**EXERCISE MATERIALS**.
——————

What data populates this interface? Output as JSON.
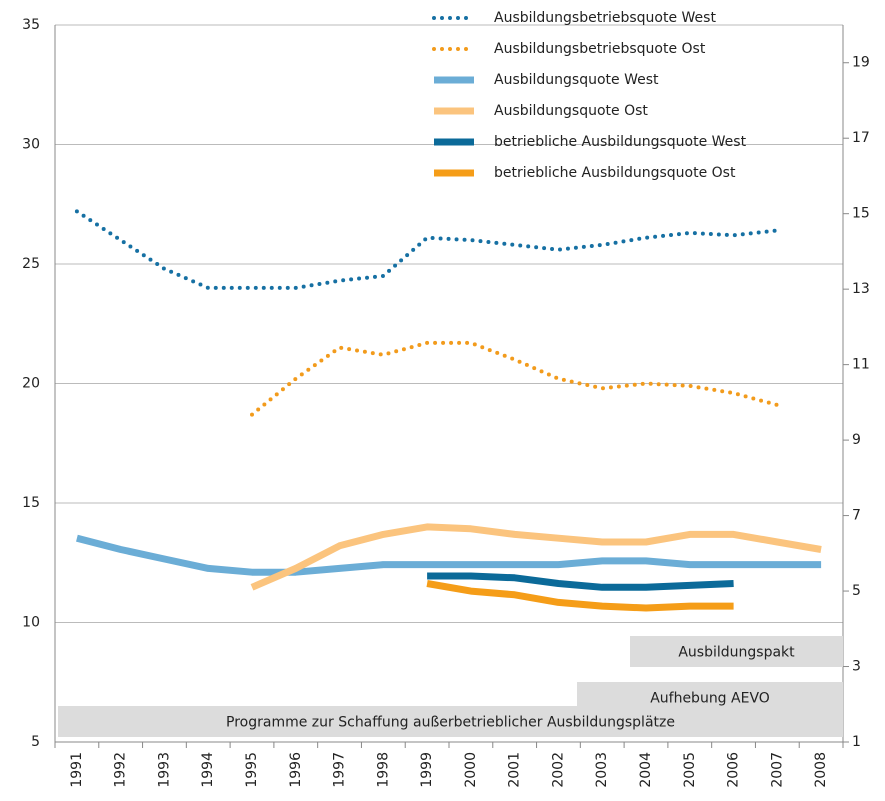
{
  "chart_data": {
    "type": "line",
    "categories": [
      "1991",
      "1992",
      "1993",
      "1994",
      "1995",
      "1996",
      "1997",
      "1998",
      "1999",
      "2000",
      "2001",
      "2002",
      "2003",
      "2004",
      "2005",
      "2006",
      "2007",
      "2008"
    ],
    "ylim": [
      5,
      35
    ],
    "yticks": [
      5,
      10,
      15,
      20,
      25,
      30,
      35
    ],
    "y2lim": [
      1,
      20
    ],
    "y2ticks": [
      1,
      3,
      5,
      7,
      9,
      11,
      13,
      15,
      17,
      19
    ],
    "grid": true,
    "series": [
      {
        "name": "Ausbildungsbetriebsquote West",
        "color": "#1670a3",
        "style": "dotted",
        "values": [
          27.2,
          26.0,
          24.8,
          24.0,
          24.0,
          24.0,
          24.3,
          24.5,
          26.1,
          26.0,
          25.8,
          25.6,
          25.8,
          26.1,
          26.3,
          26.2,
          26.4,
          null
        ]
      },
      {
        "name": "Ausbildungsbetriebsquote Ost",
        "color": "#f29b1c",
        "style": "dotted",
        "values": [
          null,
          null,
          null,
          null,
          18.7,
          20.2,
          21.5,
          21.2,
          21.7,
          21.7,
          21.0,
          20.2,
          19.8,
          20.0,
          19.9,
          19.6,
          19.1,
          null
        ]
      },
      {
        "name": "Ausbildungsquote West",
        "color": "#6badd6",
        "style": "thick",
        "axis": "y2",
        "values": [
          6.4,
          6.1,
          5.85,
          5.6,
          5.5,
          5.5,
          5.6,
          5.7,
          5.7,
          5.7,
          5.7,
          5.7,
          5.8,
          5.8,
          5.7,
          5.7,
          5.7,
          5.7
        ]
      },
      {
        "name": "Ausbildungsquote Ost",
        "color": "#fbc47e",
        "style": "thick",
        "axis": "y2",
        "values": [
          null,
          null,
          null,
          null,
          5.1,
          5.6,
          6.2,
          6.5,
          6.7,
          6.65,
          6.5,
          6.4,
          6.3,
          6.3,
          6.5,
          6.5,
          6.3,
          6.1
        ]
      },
      {
        "name": "betriebliche Ausbildungsquote West",
        "color": "#0b6a99",
        "style": "thick",
        "axis": "y2",
        "values": [
          null,
          null,
          null,
          null,
          null,
          null,
          null,
          null,
          5.4,
          5.4,
          5.35,
          5.2,
          5.1,
          5.1,
          5.15,
          5.2,
          null,
          null
        ]
      },
      {
        "name": "betriebliche Ausbildungsquote Ost",
        "color": "#f59d18",
        "style": "thick",
        "axis": "y2",
        "values": [
          null,
          null,
          null,
          null,
          null,
          null,
          null,
          null,
          5.2,
          5.0,
          4.9,
          4.7,
          4.6,
          4.55,
          4.6,
          4.6,
          null,
          null
        ]
      }
    ],
    "annotations": [
      "Ausbildungspakt",
      "Aufhebung AEVO",
      "Programme zur Schaffung außerbetrieblicher Ausbildungsplätze"
    ]
  }
}
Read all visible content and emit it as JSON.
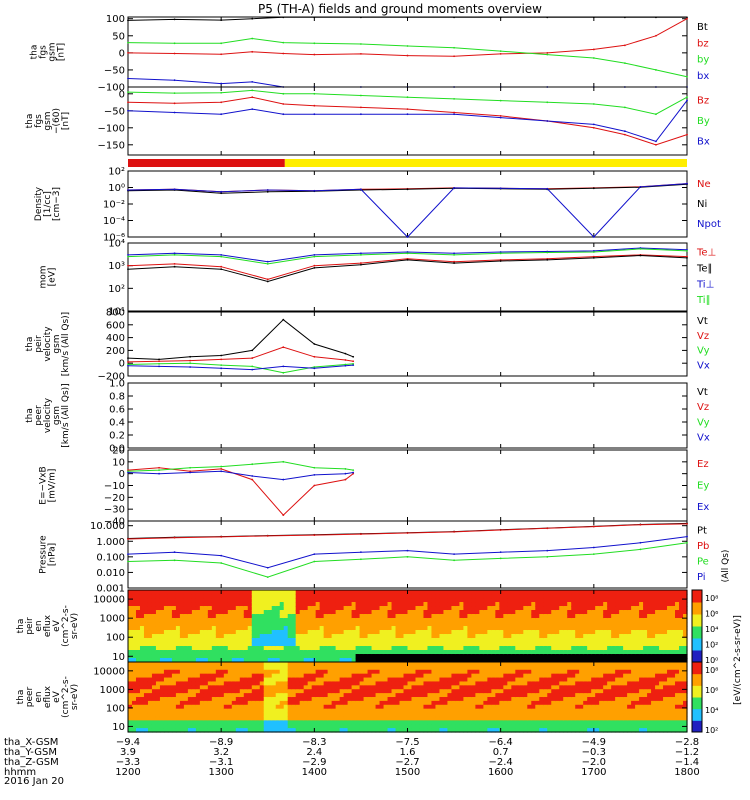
{
  "title": "P5 (TH-A) fields and ground moments overview",
  "date_label": "2016 Jan 20",
  "colors": {
    "black": "#000000",
    "red": "#dd1111",
    "green": "#22dd22",
    "blue": "#1111cc",
    "yellow": "#ffee00"
  },
  "state_bar": {
    "segments": [
      {
        "from": "1200",
        "to": "1341",
        "color": "red"
      },
      {
        "from": "1341",
        "to": "1800",
        "color": "yellow"
      }
    ]
  },
  "chart_data": [
    {
      "type": "line",
      "panel_id": "fgs-gsm",
      "ylabel": [
        "tha",
        "fgs",
        "gsm",
        "[nT]"
      ],
      "ylim": [
        -100,
        105
      ],
      "yticks": [
        "100",
        "50",
        "0",
        "−50",
        "−100"
      ],
      "ytick_values": [
        100,
        50,
        0,
        -50,
        -100
      ],
      "x": [
        "1200",
        "1230",
        "1300",
        "1320",
        "1340",
        "1400",
        "1430",
        "1500",
        "1530",
        "1600",
        "1630",
        "1700",
        "1720",
        "1740",
        "1800"
      ],
      "series": [
        {
          "name": "Bt",
          "color": "black",
          "values": [
            95,
            98,
            96,
            100,
            104,
            104,
            104,
            104,
            104,
            104,
            104,
            104,
            104,
            104,
            104
          ]
        },
        {
          "name": "bz",
          "color": "red",
          "values": [
            0,
            -2,
            -4,
            3,
            -2,
            -5,
            -3,
            -8,
            -10,
            -3,
            0,
            10,
            22,
            50,
            100
          ]
        },
        {
          "name": "by",
          "color": "green",
          "values": [
            30,
            28,
            28,
            42,
            30,
            28,
            26,
            20,
            15,
            5,
            -5,
            -15,
            -30,
            -50,
            -70
          ]
        },
        {
          "name": "bx",
          "color": "blue",
          "values": [
            -75,
            -80,
            -90,
            -85,
            -100,
            -100,
            -100,
            -100,
            -100,
            -100,
            -100,
            -100,
            -100,
            -100,
            -100
          ]
        }
      ],
      "legend": [
        "Bt",
        "bz",
        "by",
        "bx"
      ]
    },
    {
      "type": "line",
      "panel_id": "fgs-gse",
      "ylabel": [
        "tha",
        "fgs",
        "gsm",
        "−(60)",
        "[nT]"
      ],
      "ylim": [
        -180,
        20
      ],
      "yticks": [
        "0",
        "−50",
        "−100",
        "−150"
      ],
      "ytick_values": [
        0,
        -50,
        -100,
        -150
      ],
      "x": [
        "1200",
        "1230",
        "1300",
        "1320",
        "1340",
        "1400",
        "1430",
        "1500",
        "1530",
        "1600",
        "1630",
        "1700",
        "1720",
        "1740",
        "1800"
      ],
      "series": [
        {
          "name": "Bz",
          "color": "red",
          "values": [
            -25,
            -28,
            -25,
            -10,
            -30,
            -35,
            -40,
            -45,
            -55,
            -65,
            -80,
            -100,
            -120,
            -150,
            -120
          ]
        },
        {
          "name": "By",
          "color": "green",
          "values": [
            5,
            2,
            3,
            10,
            0,
            0,
            -5,
            -10,
            -15,
            -20,
            -25,
            -30,
            -40,
            -60,
            -10
          ]
        },
        {
          "name": "Bx",
          "color": "blue",
          "values": [
            -50,
            -55,
            -60,
            -45,
            -60,
            -60,
            -60,
            -60,
            -60,
            -70,
            -80,
            -90,
            -110,
            -140,
            -20
          ]
        }
      ],
      "legend": [
        "Bz",
        "By",
        "Bx"
      ]
    },
    {
      "type": "line",
      "panel_id": "density",
      "ylabel": [
        "Density",
        "[1/cc]",
        "[cm−3]"
      ],
      "yscale": "log",
      "ylim": [
        1e-06,
        100
      ],
      "yticks": [
        "10²",
        "10⁰",
        "10⁻²",
        "10⁻⁴",
        "10⁻⁶"
      ],
      "ytick_values": [
        100,
        1,
        0.01,
        0.0001,
        1e-06
      ],
      "x": [
        "1200",
        "1230",
        "1300",
        "1330",
        "1400",
        "1430",
        "1500",
        "1530",
        "1600",
        "1630",
        "1700",
        "1730",
        "1800"
      ],
      "series": [
        {
          "name": "Ne",
          "color": "red",
          "values": [
            0.5,
            0.6,
            0.3,
            0.5,
            0.4,
            0.6,
            0.7,
            0.9,
            0.8,
            0.7,
            0.9,
            1.2,
            3
          ]
        },
        {
          "name": "Ni",
          "color": "black",
          "values": [
            0.4,
            0.5,
            0.2,
            0.3,
            0.35,
            0.5,
            0.6,
            0.8,
            0.7,
            0.6,
            0.8,
            1.1,
            2.5
          ]
        },
        {
          "name": "Npot",
          "color": "blue",
          "values": [
            0.5,
            0.6,
            0.3,
            0.5,
            0.4,
            0.6,
            1e-06,
            0.9,
            0.8,
            0.7,
            1e-06,
            1.2,
            3
          ]
        }
      ],
      "legend": [
        "Ne",
        "Ni",
        "Npot"
      ]
    },
    {
      "type": "line",
      "panel_id": "temperature",
      "ylabel": [
        "mom",
        "[eV]"
      ],
      "yscale": "log",
      "ylim": [
        10,
        10000
      ],
      "yticks": [
        "10⁴",
        "10³",
        "10²",
        "10¹"
      ],
      "ytick_values": [
        10000,
        1000,
        100,
        10
      ],
      "x": [
        "1200",
        "1230",
        "1300",
        "1330",
        "1400",
        "1430",
        "1500",
        "1530",
        "1600",
        "1630",
        "1700",
        "1730",
        "1800"
      ],
      "series": [
        {
          "name": "Te⊥",
          "color": "red",
          "values": [
            1000,
            1200,
            900,
            250,
            1000,
            1300,
            2000,
            1500,
            1800,
            2000,
            2500,
            3000,
            2500
          ]
        },
        {
          "name": "Te∥",
          "color": "black",
          "values": [
            700,
            900,
            700,
            200,
            800,
            1100,
            1800,
            1300,
            1600,
            1800,
            2200,
            2800,
            2200
          ]
        },
        {
          "name": "Ti⊥",
          "color": "blue",
          "values": [
            3000,
            3500,
            3000,
            1500,
            3000,
            3500,
            4000,
            3500,
            4000,
            4200,
            4500,
            6000,
            5000
          ]
        },
        {
          "name": "Ti∥",
          "color": "green",
          "values": [
            2500,
            3000,
            2500,
            1200,
            2500,
            3000,
            3500,
            3000,
            3500,
            3800,
            4000,
            5500,
            4500
          ]
        }
      ],
      "legend": [
        "Te⊥",
        "Te∥",
        "Ti⊥",
        "Ti∥"
      ]
    },
    {
      "type": "line",
      "panel_id": "peir-velocity",
      "ylabel": [
        "tha",
        "peir",
        "velocity",
        "gsm",
        "[km/s (All Qs)]"
      ],
      "ylim": [
        -200,
        800
      ],
      "yticks": [
        "800",
        "600",
        "400",
        "200",
        "0",
        "−200"
      ],
      "ytick_values": [
        800,
        600,
        400,
        200,
        0,
        -200
      ],
      "x": [
        "1200",
        "1220",
        "1240",
        "1300",
        "1320",
        "1340",
        "1400",
        "1420",
        "1425"
      ],
      "series": [
        {
          "name": "Vt",
          "color": "black",
          "values": [
            80,
            60,
            100,
            120,
            200,
            680,
            300,
            150,
            100
          ]
        },
        {
          "name": "Vz",
          "color": "red",
          "values": [
            20,
            30,
            40,
            60,
            80,
            250,
            100,
            50,
            30
          ]
        },
        {
          "name": "Vy",
          "color": "green",
          "values": [
            -20,
            -10,
            0,
            -30,
            -50,
            -150,
            -60,
            -20,
            -10
          ]
        },
        {
          "name": "Vx",
          "color": "blue",
          "values": [
            -40,
            -50,
            -60,
            -80,
            -100,
            -50,
            -80,
            -40,
            -30
          ]
        }
      ],
      "legend": [
        "Vt",
        "Vz",
        "Vy",
        "Vx"
      ]
    },
    {
      "type": "line",
      "panel_id": "peer-velocity",
      "ylabel": [
        "tha",
        "peer",
        "velocity",
        "gsm",
        "[km/s (All Qs)]"
      ],
      "ylim": [
        0,
        1
      ],
      "yticks": [
        "1.0",
        "0.8",
        "0.6",
        "0.4",
        "0.2",
        "0.0"
      ],
      "ytick_values": [
        1,
        0.8,
        0.6,
        0.4,
        0.2,
        0
      ],
      "series": [],
      "legend": [
        "Vt",
        "Vz",
        "Vy",
        "Vx"
      ]
    },
    {
      "type": "line",
      "panel_id": "efield",
      "ylabel": [
        "E=−VxB",
        "[mV/m]"
      ],
      "ylim": [
        -40,
        20
      ],
      "yticks": [
        "20",
        "10",
        "0",
        "−10",
        "−20",
        "−30",
        "−40"
      ],
      "ytick_values": [
        20,
        10,
        0,
        -10,
        -20,
        -30,
        -40
      ],
      "x": [
        "1200",
        "1220",
        "1240",
        "1300",
        "1320",
        "1340",
        "1400",
        "1420",
        "1425"
      ],
      "series": [
        {
          "name": "Ez",
          "color": "red",
          "values": [
            3,
            5,
            2,
            4,
            -5,
            -35,
            -10,
            -5,
            0
          ]
        },
        {
          "name": "Ey",
          "color": "green",
          "values": [
            2,
            3,
            5,
            6,
            8,
            10,
            5,
            4,
            3
          ]
        },
        {
          "name": "Ex",
          "color": "blue",
          "values": [
            1,
            0,
            1,
            2,
            -2,
            -5,
            -1,
            0,
            1
          ]
        }
      ],
      "legend": [
        "Ez",
        "Ey",
        "Ex"
      ]
    },
    {
      "type": "line",
      "panel_id": "pressure",
      "ylabel": [
        "Pressure",
        "[nPa]"
      ],
      "yscale": "log",
      "ylim": [
        0.001,
        20
      ],
      "yticks": [
        "10.000",
        "1.000",
        "0.100",
        "0.010",
        "0.001"
      ],
      "ytick_values": [
        10,
        1,
        0.1,
        0.01,
        0.001
      ],
      "x": [
        "1200",
        "1230",
        "1300",
        "1330",
        "1400",
        "1430",
        "1500",
        "1530",
        "1600",
        "1630",
        "1700",
        "1730",
        "1800"
      ],
      "series": [
        {
          "name": "Pt",
          "color": "black",
          "values": [
            1.5,
            1.8,
            2,
            2.3,
            2.6,
            3,
            3.5,
            4.2,
            5.5,
            7,
            9,
            12,
            14
          ]
        },
        {
          "name": "Pb",
          "color": "red",
          "values": [
            1.4,
            1.7,
            1.9,
            2.2,
            2.5,
            2.9,
            3.4,
            4,
            5.3,
            6.8,
            8.8,
            11.5,
            13
          ]
        },
        {
          "name": "Pe",
          "color": "green",
          "values": [
            0.05,
            0.06,
            0.04,
            0.005,
            0.05,
            0.07,
            0.1,
            0.06,
            0.08,
            0.1,
            0.15,
            0.3,
            0.8
          ]
        },
        {
          "name": "Pi",
          "color": "blue",
          "values": [
            0.15,
            0.2,
            0.12,
            0.02,
            0.15,
            0.2,
            0.25,
            0.15,
            0.2,
            0.25,
            0.4,
            0.8,
            2
          ]
        }
      ],
      "legend": [
        "Pt",
        "Pb",
        "Pe",
        "Pi"
      ]
    },
    {
      "type": "heatmap",
      "panel_id": "peir-en-eflux",
      "ylabel": [
        "tha",
        "peir",
        "en",
        "eflux",
        "eV",
        "(cm^2-s-",
        "sr-eV)"
      ],
      "yscale": "log",
      "ylim": [
        5,
        30000
      ],
      "yticks": [
        "10000",
        "1000",
        "100",
        "10"
      ],
      "ytick_values": [
        10000,
        1000,
        100,
        10
      ],
      "colorbar_ticks": [
        "10⁸",
        "10⁶",
        "10⁴",
        "10²",
        "10⁰"
      ]
    },
    {
      "type": "heatmap",
      "panel_id": "peer-en-eflux",
      "ylabel": [
        "tha",
        "peer",
        "en",
        "eflux",
        "eV",
        "(cm^2-s-",
        "sr-eV)"
      ],
      "yscale": "log",
      "ylim": [
        5,
        30000
      ],
      "yticks": [
        "10000",
        "1000",
        "100",
        "10"
      ],
      "ytick_values": [
        10000,
        1000,
        100,
        10
      ],
      "colorbar_ticks": [
        "10⁸",
        "10⁶",
        "10⁴",
        "10²"
      ]
    }
  ],
  "pressure_right_label": "(All Qs)",
  "colorbar_label": "[eV/(cm^2-s-sr-eV)]",
  "footer": {
    "row_labels": [
      "tha_X-GSM",
      "tha_Y-GSM",
      "tha_Z-GSM",
      "hhmm"
    ],
    "columns": [
      {
        "x_gsm": "−9.4",
        "y_gsm": "3.9",
        "z_gsm": "−3.3",
        "hhmm": "1200"
      },
      {
        "x_gsm": "−8.9",
        "y_gsm": "3.2",
        "z_gsm": "−3.1",
        "hhmm": "1300"
      },
      {
        "x_gsm": "−8.3",
        "y_gsm": "2.4",
        "z_gsm": "−2.9",
        "hhmm": "1400"
      },
      {
        "x_gsm": "−7.5",
        "y_gsm": "1.6",
        "z_gsm": "−2.7",
        "hhmm": "1500"
      },
      {
        "x_gsm": "−6.4",
        "y_gsm": "0.7",
        "z_gsm": "−2.4",
        "hhmm": "1600"
      },
      {
        "x_gsm": "−4.9",
        "y_gsm": "−0.3",
        "z_gsm": "−2.0",
        "hhmm": "1700"
      },
      {
        "x_gsm": "−2.8",
        "y_gsm": "−1.2",
        "z_gsm": "−1.4",
        "hhmm": "1800"
      }
    ]
  }
}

——————

**TASK INSTRUCTIONS**. Work out how many lines of the data hold the string "eflux". Reply with that number alone.

**TASK SOLUTION**. 4